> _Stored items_
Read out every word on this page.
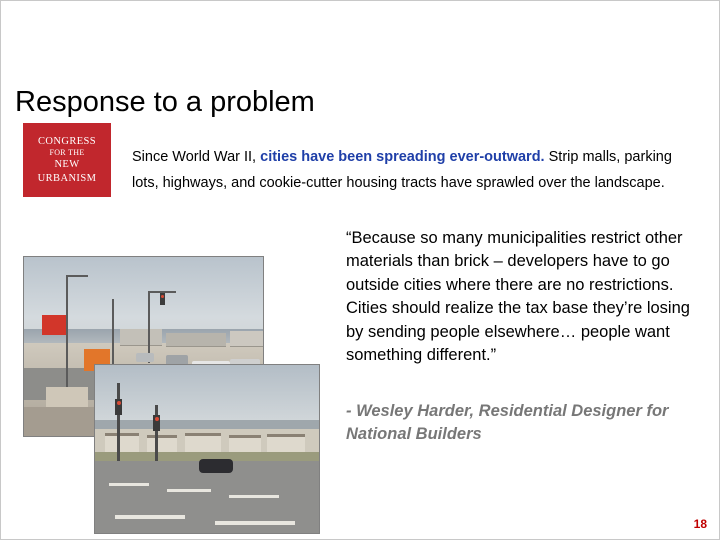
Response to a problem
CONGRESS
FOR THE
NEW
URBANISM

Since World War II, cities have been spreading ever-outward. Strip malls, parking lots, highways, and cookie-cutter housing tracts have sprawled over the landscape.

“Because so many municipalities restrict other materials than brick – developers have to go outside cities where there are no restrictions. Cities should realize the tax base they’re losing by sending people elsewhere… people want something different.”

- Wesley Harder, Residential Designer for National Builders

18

> _PROBLEM TO WORK ON_
Restate each entry word for word, leaving out any pictures.

> _RESULT BELOW_
Read out every word on this page.
Response to a problem
CONGRESS
FOR THE
NEW
URBANISM

Since World War II, cities have been spreading ever-outward. Strip malls, parking lots, highways, and cookie-cutter housing tracts have sprawled over the landscape.

“Because so many municipalities restrict other materials than brick – developers have to go outside cities where there are no restrictions. Cities should realize the tax base they’re losing by sending people elsewhere… people want something different.”

- Wesley Harder, Residential Designer for National Builders

18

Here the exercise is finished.